> _ÉNONCÉ 1_:
Répondez aux questions ci-dessous à partir de l'article sur le Mediator.
(a) Selon Le Monde, depuis quelle année au moins les laboratoires Servier savaient-ils que leur médicament était nocif ?
(b) D'après le rapport de la filiale britannique de Servier, quel composé le Mediator donnait-il une fois absorbé par l'organisme ?
(c) Dès quelle année l'Inspection générale des affaires sociales estime-t-elle que le Mediator aurait dû être retiré du marché ?
> _ÉNONCÉ 2_: Poursuivez l'article sur le Mediator au-delà de sa dernière phrase.

> _TEXTE EXTRAIT_:
###

Comme un compte à rebours... Les autorités et Servier connaissaient les dangers du Mediator depuis 2009, 1999, 1998, 1997, nous annoncent les déclarations successives. Ce jeudi, Le Monde affirme que les laboratoires Servier savaient depuis au moins 1995 que leur médicament était nocif, ce qui ne les a empêchés de le commercialiser le médicament.
Le quotidien cite un rapport de la filiale britannique de Servier qui établissait en 1993 qu’«une fois absorbé par l'organisme, le Mediator donnait un composé, la norfenfluramine», dont il a été établi en 1995 qu'il était dangereux.
Dix ans de retard
Après avoir enquêté sur cet antidiabétique soupçonné d'avoir provoqué la mort de 500 à 2.000 personnes en France, l'Inspection générale des affaires sociales (Igas) avait conclu que le Mediator aurait dû être retiré du marché «dès 1999».

###

> _EXTRAIT DE DONNÉES_:
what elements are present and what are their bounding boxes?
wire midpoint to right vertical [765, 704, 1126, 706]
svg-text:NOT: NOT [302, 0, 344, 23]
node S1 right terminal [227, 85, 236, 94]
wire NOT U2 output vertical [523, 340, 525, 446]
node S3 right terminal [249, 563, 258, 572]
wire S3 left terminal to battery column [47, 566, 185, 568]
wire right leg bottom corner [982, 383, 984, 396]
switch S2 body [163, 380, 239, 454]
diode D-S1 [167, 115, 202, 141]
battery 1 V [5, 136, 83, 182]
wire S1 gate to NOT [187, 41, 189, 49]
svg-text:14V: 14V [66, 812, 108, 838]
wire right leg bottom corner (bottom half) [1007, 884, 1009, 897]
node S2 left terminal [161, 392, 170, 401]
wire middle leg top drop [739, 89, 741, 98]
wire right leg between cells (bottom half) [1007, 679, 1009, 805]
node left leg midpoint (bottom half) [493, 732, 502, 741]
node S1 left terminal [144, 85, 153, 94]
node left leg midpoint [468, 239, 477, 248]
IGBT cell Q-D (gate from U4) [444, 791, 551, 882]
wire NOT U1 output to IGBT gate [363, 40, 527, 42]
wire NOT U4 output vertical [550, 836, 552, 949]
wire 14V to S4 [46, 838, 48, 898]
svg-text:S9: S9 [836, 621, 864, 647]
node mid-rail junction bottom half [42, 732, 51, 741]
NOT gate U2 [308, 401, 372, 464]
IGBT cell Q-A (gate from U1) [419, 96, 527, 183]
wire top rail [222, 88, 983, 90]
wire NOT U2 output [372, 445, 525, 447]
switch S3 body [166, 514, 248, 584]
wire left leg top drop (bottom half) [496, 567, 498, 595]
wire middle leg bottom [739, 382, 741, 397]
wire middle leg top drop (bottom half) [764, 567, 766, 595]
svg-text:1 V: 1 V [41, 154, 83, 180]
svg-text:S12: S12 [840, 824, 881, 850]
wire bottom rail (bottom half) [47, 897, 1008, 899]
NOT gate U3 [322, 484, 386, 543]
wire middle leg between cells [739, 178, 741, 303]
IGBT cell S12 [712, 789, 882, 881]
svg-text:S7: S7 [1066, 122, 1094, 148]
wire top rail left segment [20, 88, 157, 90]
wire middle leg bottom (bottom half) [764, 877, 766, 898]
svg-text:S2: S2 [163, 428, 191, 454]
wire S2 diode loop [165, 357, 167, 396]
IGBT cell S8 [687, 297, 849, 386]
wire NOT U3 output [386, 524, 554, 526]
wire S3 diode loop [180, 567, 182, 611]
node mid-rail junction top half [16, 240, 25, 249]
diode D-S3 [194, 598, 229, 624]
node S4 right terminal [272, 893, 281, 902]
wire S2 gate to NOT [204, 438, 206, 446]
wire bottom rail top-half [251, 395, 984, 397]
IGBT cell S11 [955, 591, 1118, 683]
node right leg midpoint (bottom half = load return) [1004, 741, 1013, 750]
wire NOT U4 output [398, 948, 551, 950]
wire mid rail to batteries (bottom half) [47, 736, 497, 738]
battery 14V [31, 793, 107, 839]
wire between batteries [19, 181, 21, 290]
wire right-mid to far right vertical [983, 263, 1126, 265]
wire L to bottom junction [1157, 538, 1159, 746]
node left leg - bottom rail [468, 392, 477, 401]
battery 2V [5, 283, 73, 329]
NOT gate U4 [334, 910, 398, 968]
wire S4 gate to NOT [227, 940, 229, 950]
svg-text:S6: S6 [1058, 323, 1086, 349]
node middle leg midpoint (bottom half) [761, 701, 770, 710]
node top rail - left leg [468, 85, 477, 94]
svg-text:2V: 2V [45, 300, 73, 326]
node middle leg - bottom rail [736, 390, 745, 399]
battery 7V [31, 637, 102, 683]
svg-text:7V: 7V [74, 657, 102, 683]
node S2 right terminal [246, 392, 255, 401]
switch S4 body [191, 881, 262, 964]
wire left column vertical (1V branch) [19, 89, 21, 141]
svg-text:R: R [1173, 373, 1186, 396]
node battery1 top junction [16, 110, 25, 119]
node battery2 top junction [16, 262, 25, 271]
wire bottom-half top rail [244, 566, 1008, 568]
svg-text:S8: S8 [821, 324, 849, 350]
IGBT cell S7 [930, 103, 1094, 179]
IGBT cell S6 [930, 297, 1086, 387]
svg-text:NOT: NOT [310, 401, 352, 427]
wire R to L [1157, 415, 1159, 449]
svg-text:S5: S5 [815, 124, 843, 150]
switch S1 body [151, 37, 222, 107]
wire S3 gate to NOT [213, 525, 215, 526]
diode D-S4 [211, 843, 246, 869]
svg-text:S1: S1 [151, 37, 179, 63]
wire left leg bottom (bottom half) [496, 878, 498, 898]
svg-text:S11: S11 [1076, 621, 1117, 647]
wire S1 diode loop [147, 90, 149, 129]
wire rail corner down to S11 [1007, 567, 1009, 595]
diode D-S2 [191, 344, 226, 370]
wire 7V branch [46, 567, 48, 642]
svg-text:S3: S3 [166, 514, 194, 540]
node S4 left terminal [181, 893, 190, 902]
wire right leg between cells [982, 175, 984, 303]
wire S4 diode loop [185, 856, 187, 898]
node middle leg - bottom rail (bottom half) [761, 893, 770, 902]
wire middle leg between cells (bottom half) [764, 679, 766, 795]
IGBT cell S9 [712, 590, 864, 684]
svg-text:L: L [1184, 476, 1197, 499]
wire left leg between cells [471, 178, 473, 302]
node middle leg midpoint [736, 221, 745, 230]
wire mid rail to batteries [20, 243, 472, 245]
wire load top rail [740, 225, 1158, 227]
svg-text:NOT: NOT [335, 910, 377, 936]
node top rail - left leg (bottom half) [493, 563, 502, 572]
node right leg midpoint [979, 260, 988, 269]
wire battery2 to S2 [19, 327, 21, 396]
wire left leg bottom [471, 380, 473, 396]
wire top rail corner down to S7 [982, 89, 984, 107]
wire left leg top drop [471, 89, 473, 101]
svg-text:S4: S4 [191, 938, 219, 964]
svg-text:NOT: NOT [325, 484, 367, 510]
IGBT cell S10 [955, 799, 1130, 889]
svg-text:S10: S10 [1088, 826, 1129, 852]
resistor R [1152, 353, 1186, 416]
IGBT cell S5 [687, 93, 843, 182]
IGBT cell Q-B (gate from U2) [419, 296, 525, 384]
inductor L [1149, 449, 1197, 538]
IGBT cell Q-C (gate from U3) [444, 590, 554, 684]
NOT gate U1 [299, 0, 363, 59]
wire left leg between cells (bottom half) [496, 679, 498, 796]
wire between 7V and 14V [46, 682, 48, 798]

###

> _RÉPONSE RÉDIGÉE 1_:
(a) Depuis au moins 1995.
(b) La norfenfluramine.
(c) Dès 1999.

> _RÉPONSE RÉDIGÉE 2_:
Le médicament, dont l'efficacité thérapeutique a été contestée par certains spécialistes dès les années 1990, a été retiré en 2009, bien plus tard que dans d'autres pays européens ou aux Etats-Unis. Il a été prescrit à au moins cinq millions de personnes en France entre 1976 et 2009. Selon plusieurs études, le Mediator est à l'origine directe de maladies cardiaques graves, les valvulopathies. Un lien contesté par Servier.